____ Extracted data

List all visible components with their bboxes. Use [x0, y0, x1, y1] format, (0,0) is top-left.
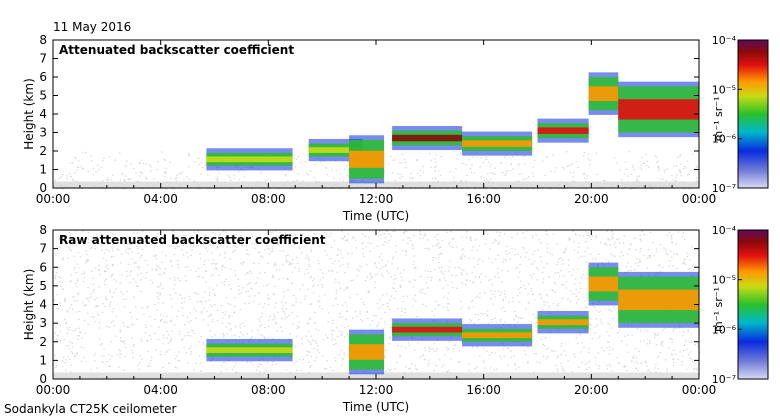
- colorbar-gradient: [737, 229, 769, 380]
- x-tick-label: 00:00: [36, 192, 71, 206]
- x-tick-label: 20:00: [574, 192, 609, 206]
- backscatter-layer-3: [392, 318, 463, 341]
- y-tick-label: 4: [39, 107, 47, 121]
- colorbar-tick-label: 10⁻⁶: [712, 323, 737, 336]
- layer-core: [537, 127, 589, 134]
- chart-panel-1: 00:00 04:00 08:00 12:00 16:00 20:00 00:00 Time …: [22, 33, 769, 223]
- colorbar-tick-label: 10⁻⁴: [712, 224, 737, 237]
- backscatter-layer-1: [206, 338, 293, 362]
- layer-core: [588, 276, 619, 292]
- y-tick-label: 6: [39, 260, 47, 274]
- chart-panel-2: 00:00 04:00 08:00 12:00 16:00 20:00 00:00 Time …: [22, 223, 769, 414]
- x-tick-label: 16:00: [466, 192, 501, 206]
- layer-core: [462, 332, 533, 339]
- y-axis: 0 1 2 3 4 5 6 7 8 Height (km): [22, 33, 699, 195]
- colorbar-tick-label: 10⁻⁴: [712, 34, 737, 47]
- layer-core: [308, 147, 363, 153]
- panel-title: Attenuated backscatter coefficient: [59, 43, 294, 57]
- x-tick-label: 08:00: [251, 383, 286, 397]
- layer-core: [462, 140, 533, 147]
- x-tick-label: 04:00: [143, 192, 178, 206]
- y-tick-label: 2: [39, 144, 47, 158]
- colorbar-unit-label: m⁻¹ sr⁻¹: [712, 287, 725, 332]
- layer-core: [537, 319, 589, 326]
- backscatter-layer-5: [537, 311, 589, 334]
- y-tick-label: 7: [39, 52, 47, 66]
- layer-core: [392, 134, 463, 142]
- y-axis-label: Height (km): [22, 78, 36, 149]
- backscatter-layer-6: [537, 118, 589, 143]
- colorbar-tick-label: 10⁻⁵: [712, 274, 736, 287]
- layer-core: [349, 150, 385, 168]
- instrument-label: Sodankyla CT25K ceilometer: [4, 402, 177, 416]
- y-tick-label: 7: [39, 242, 47, 256]
- x-axis: 00:00 04:00 08:00 12:00 16:00 20:00 00:00 Time …: [36, 40, 717, 223]
- backscatter-layer-5: [462, 131, 533, 156]
- y-tick-label: 2: [39, 335, 47, 349]
- colorbar-tick-label: 10⁻⁵: [712, 83, 736, 96]
- x-tick-label: 00:00: [682, 383, 717, 397]
- x-axis: 00:00 04:00 08:00 12:00 16:00 20:00 00:00 Time …: [36, 230, 717, 414]
- x-tick-label: 16:00: [466, 383, 501, 397]
- backscatter-layer-4: [392, 126, 463, 151]
- y-tick-label: 0: [39, 372, 47, 386]
- colorbar: 10⁻⁷ 10⁻⁶ 10⁻⁵ 10⁻⁴ m⁻¹ sr⁻¹: [712, 34, 769, 195]
- colorbar: 10⁻⁷ 10⁻⁶ 10⁻⁵ 10⁻⁴ m⁻¹ sr⁻¹: [712, 224, 769, 386]
- layer-core: [206, 347, 293, 353]
- backscatter-layer-2: [349, 329, 385, 375]
- layer-core: [618, 99, 699, 120]
- panel-title: Raw attenuated backscatter coefficient: [59, 233, 326, 247]
- x-tick-label: 12:00: [359, 192, 394, 206]
- x-tick-label: 08:00: [251, 192, 286, 206]
- backscatter-layer-4: [462, 324, 533, 347]
- x-tick-label: 20:00: [574, 383, 609, 397]
- y-tick-label: 1: [39, 353, 47, 367]
- colorbar-unit-label: m⁻¹ sr⁻¹: [712, 97, 725, 142]
- y-tick-label: 0: [39, 181, 47, 195]
- y-tick-label: 3: [39, 126, 47, 140]
- x-tick-label: 00:00: [36, 383, 71, 397]
- backscatter-layer-1: [206, 148, 293, 171]
- y-axis: 0 1 2 3 4 5 6 7 8 Height (km): [22, 223, 699, 386]
- y-tick-label: 5: [39, 279, 47, 293]
- backscatter-layer-6: [588, 262, 619, 306]
- x-tick-label: 04:00: [143, 383, 178, 397]
- y-tick-label: 6: [39, 70, 47, 84]
- y-tick-label: 8: [39, 33, 47, 47]
- x-tick-label: 12:00: [359, 383, 394, 397]
- x-tick-label: 00:00: [682, 192, 717, 206]
- date-label: 11 May 2016: [53, 20, 132, 34]
- colorbar-tick-label: 10⁻⁷: [712, 182, 736, 195]
- backscatter-layer-7: [588, 72, 619, 115]
- x-axis-label: Time (UTC): [342, 400, 409, 414]
- layer-core: [588, 86, 619, 101]
- y-tick-label: 5: [39, 89, 47, 103]
- x-axis-label: Time (UTC): [342, 209, 409, 223]
- backscatter-layer-3: [349, 135, 385, 184]
- layer-core: [349, 344, 385, 360]
- layer-core: [206, 156, 293, 163]
- y-tick-label: 3: [39, 316, 47, 330]
- layer-core: [618, 289, 699, 311]
- layer-core: [392, 326, 463, 333]
- colorbar-tick-label: 10⁻⁷: [712, 373, 736, 386]
- colorbar-gradient: [737, 39, 769, 189]
- y-axis-label: Height (km): [22, 269, 36, 340]
- y-tick-label: 8: [39, 223, 47, 237]
- y-tick-label: 1: [39, 163, 47, 177]
- backscatter-layer-7: [618, 271, 699, 328]
- backscatter-layer-8: [618, 81, 699, 138]
- colorbar-tick-label: 10⁻⁶: [712, 133, 737, 146]
- y-tick-label: 4: [39, 298, 47, 312]
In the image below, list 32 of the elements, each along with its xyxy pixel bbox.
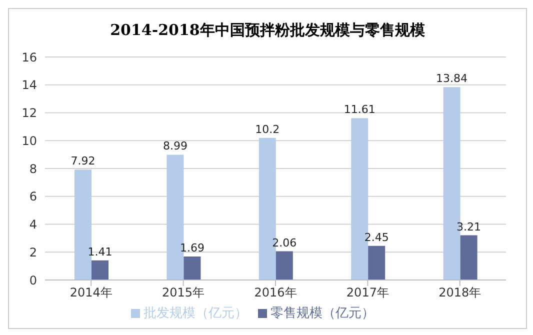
x-tick-label: 2016年 [254, 286, 297, 300]
bar [184, 256, 201, 280]
bar [92, 260, 109, 280]
data-label: 2.06 [272, 236, 297, 250]
data-label: 10.2 [255, 122, 280, 136]
data-label: 2.45 [364, 230, 389, 244]
data-label: 1.41 [88, 245, 112, 258]
y-tick-label: 0 [29, 273, 37, 288]
data-label: 1.69 [180, 241, 204, 254]
data-label: 13.84 [436, 72, 468, 86]
y-tick-label: 4 [29, 218, 37, 232]
y-tick-label: 2 [29, 245, 37, 260]
data-label: 8.99 [162, 140, 188, 153]
y-tick-label: 10 [22, 134, 37, 148]
legend-label: 批发规模（亿元） [144, 306, 248, 321]
x-tick-label: 2014年 [70, 286, 112, 300]
y-tick-label: 16 [22, 50, 37, 64]
chart-title: 2014-2018年中国预拌粉批发规模与零售规模 [109, 21, 426, 41]
data-label: 3.21 [456, 220, 482, 234]
data-label: 7.92 [70, 154, 96, 168]
bar [460, 235, 478, 280]
y-tick-label: 8 [29, 162, 37, 176]
y-tick-label: 14 [22, 78, 37, 92]
data-label: 11.61 [344, 103, 376, 116]
bar [276, 251, 293, 280]
bar [368, 246, 386, 280]
y-tick-label: 6 [29, 190, 37, 204]
legend-label: 零售规模（亿元） [270, 306, 374, 321]
x-tick-label: 2017年 [346, 286, 389, 300]
x-tick-label: 2018年 [438, 286, 482, 300]
x-tick-label: 2015年 [162, 286, 205, 300]
y-tick-label: 12 [22, 106, 37, 120]
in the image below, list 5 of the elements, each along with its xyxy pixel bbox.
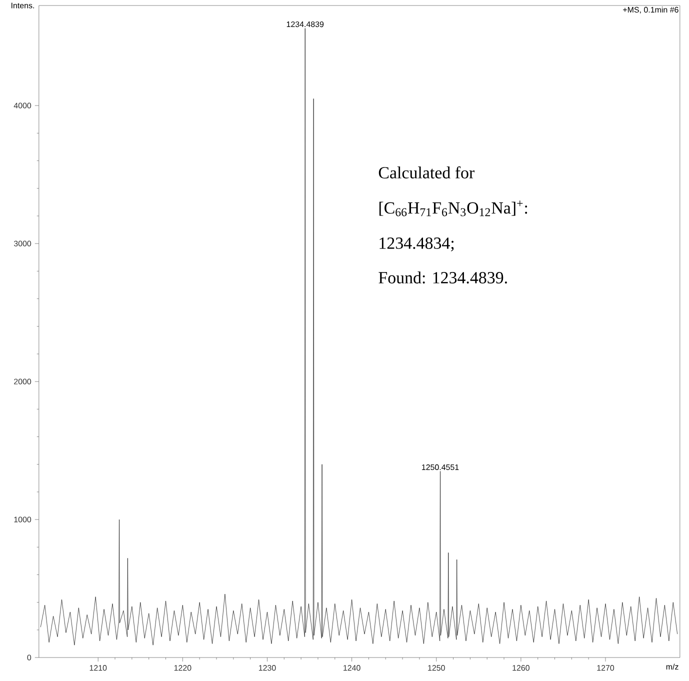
annotation: 1234.4834; [380,237,454,252]
annotation: Calculated for [378,166,474,178]
text: [C$_{66}$H$_{71}$F$_{6}$N$_{3}$O$_{12}$Na]$^{+}$: [379,200,528,216]
line-series [40,28,678,646]
annotation: Found: 1234.4839. [378,272,507,284]
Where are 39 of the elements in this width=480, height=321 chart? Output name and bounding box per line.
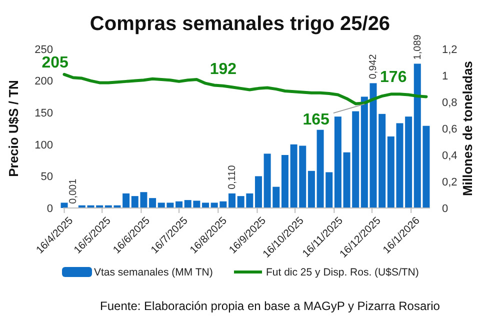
y-tick-label: 0 [46, 202, 53, 215]
bar [378, 114, 386, 208]
y-tick-label: 100 [34, 139, 53, 152]
data-label: 0,942 [368, 54, 380, 80]
bar [405, 116, 412, 208]
data-label: 0,001 [68, 178, 80, 204]
y-tick-label: 50 [40, 171, 53, 184]
source-note: Fuente: Elaboración propia en base a MAGyP y Pizarra Rosario [100, 299, 440, 313]
y2-tick-label: 0,2 [442, 176, 458, 188]
bar [281, 155, 288, 208]
bar [60, 202, 68, 208]
y2-axis-title: Millones de toneladas [460, 60, 475, 196]
y2-tick-label: 0,8 [442, 96, 458, 109]
y2-tick-label: 0,4 [442, 150, 458, 162]
data-label: 0,110 [226, 164, 238, 190]
annotation: 165 [302, 112, 330, 129]
y-tick-label: 150 [34, 107, 53, 120]
legend-label: Fut dic 25 y Disp. Ros. (U$S/TN) [266, 266, 419, 279]
annotation: 205 [42, 54, 69, 72]
bar [308, 170, 315, 208]
y-tick-label: 200 [34, 76, 53, 88]
y2-tick-label: 0,6 [442, 123, 458, 136]
chart-title: Compras semanales trigo 25/26 [90, 13, 390, 35]
bar [334, 116, 342, 208]
bar [254, 176, 262, 208]
data-label: 1,089 [412, 34, 424, 60]
y2-tick-label: 1 [442, 70, 448, 82]
bar [202, 202, 210, 208]
bar [228, 193, 236, 208]
y2-tick-label: 0 [442, 202, 448, 215]
annotation: 192 [210, 60, 237, 78]
y-tick-label: 250 [34, 44, 53, 56]
bar [149, 198, 156, 208]
y-axis-title: Precio U$S / TN [6, 80, 21, 177]
y2-tick-label: 1,2 [442, 44, 458, 56]
legend-label: Vtas semanales (MM TN) [94, 266, 213, 279]
bar [122, 193, 130, 208]
bar [176, 201, 183, 208]
annotation: 176 [380, 69, 407, 86]
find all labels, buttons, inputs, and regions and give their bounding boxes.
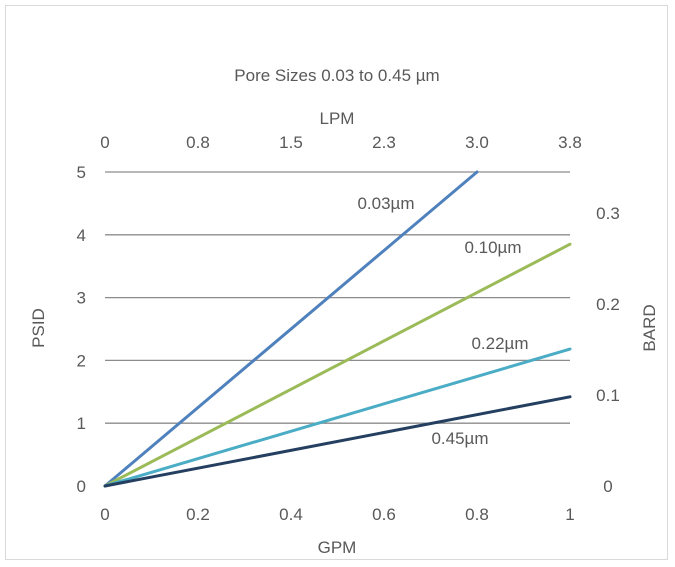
right-y-tick-label: 0.1 [596,386,620,405]
series-line [103,170,479,488]
y-tick-label: 4 [77,226,86,245]
y-tick-label: 1 [77,414,86,433]
top-x-tick-label: 0.8 [186,133,210,152]
top-x-tick-label: 0 [100,133,109,152]
top-x-tick-label: 3.0 [465,133,489,152]
series-label: 0.10µm [464,238,521,257]
y-tick-label: 0 [77,477,86,496]
top-axis-title: LPM [320,109,355,128]
top-x-tick-label: 3.8 [558,133,582,152]
top-x-tick-label: 1.5 [279,133,303,152]
right-y-tick-label: 0 [603,477,612,496]
right-y-tick-label: 0.2 [596,295,620,314]
y-tick-label: 3 [77,289,86,308]
series-line [103,242,572,488]
y-tick-label: 5 [77,163,86,182]
series-line [103,347,572,488]
y-axis-title: PSID [29,308,48,348]
x-tick-label: 0.2 [186,505,210,524]
series-label: 0.45µm [431,429,488,448]
x-axis-title: GPM [318,538,357,557]
series-label: 0.03µm [357,194,414,213]
x-tick-label: 0.4 [279,505,303,524]
x-tick-label: 1 [565,505,574,524]
right-axis-title: BARD [640,304,659,351]
chart-title: Pore Sizes 0.03 to 0.45 µm [234,66,439,85]
x-tick-label: 0 [100,505,109,524]
top-x-tick-label: 2.3 [372,133,396,152]
series-line [103,395,572,488]
series-label: 0.22µm [471,334,528,353]
chart-frame [5,5,668,560]
y-tick-label: 2 [77,351,86,370]
right-y-tick-label: 0.3 [596,204,620,223]
x-tick-label: 0.8 [465,505,489,524]
x-tick-label: 0.6 [372,505,396,524]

________

Task prompt — Reproduce verbatim every line from the one containing "y-tick-label: 0 [46, 202, 53, 215]" down to the one containing "annotation: 176 [380, 69, 407, 86]", with both of those lines included.

Exercise output —
y-tick-label: 0 [46, 202, 53, 215]
bar [378, 114, 386, 208]
y-tick-label: 100 [34, 139, 53, 152]
data-label: 0,942 [368, 54, 380, 80]
bar [405, 116, 412, 208]
data-label: 0,001 [68, 178, 80, 204]
y-tick-label: 50 [40, 171, 53, 184]
source-note: Fuente: Elaboración propia en base a MAGyP y Pizarra Rosario [100, 299, 440, 313]
y2-tick-label: 0,2 [442, 176, 458, 188]
bar [281, 155, 288, 208]
bar [60, 202, 68, 208]
y2-axis-title: Millones de toneladas [460, 60, 475, 196]
y2-tick-label: 0,8 [442, 96, 458, 109]
y2-tick-label: 0,4 [442, 150, 458, 162]
data-label: 0,110 [226, 164, 238, 190]
annotation: 165 [302, 112, 330, 129]
y-tick-label: 150 [34, 107, 53, 120]
legend-label: Fut dic 25 y Disp. Ros. (U$S/TN) [266, 266, 419, 279]
annotation: 205 [42, 54, 69, 72]
bar [308, 170, 315, 208]
y-tick-label: 200 [34, 76, 53, 88]
y2-tick-label: 0,6 [442, 123, 458, 136]
chart-title: Compras semanales trigo 25/26 [90, 13, 390, 35]
bar [334, 116, 342, 208]
bar [254, 176, 262, 208]
data-label: 1,089 [412, 34, 424, 60]
y2-tick-label: 1 [442, 70, 448, 82]
bar [202, 202, 210, 208]
bar [228, 193, 236, 208]
y2-tick-label: 0 [442, 202, 448, 215]
annotation: 192 [210, 60, 237, 78]
y-tick-label: 250 [34, 44, 53, 56]
bar [149, 198, 156, 208]
y-axis-title: Precio U$S / TN [6, 80, 21, 177]
y2-tick-label: 1,2 [442, 44, 458, 56]
legend-label: Vtas semanales (MM TN) [94, 266, 213, 279]
bar [122, 193, 130, 208]
bar [176, 201, 183, 208]
annotation: 176 [380, 69, 407, 86]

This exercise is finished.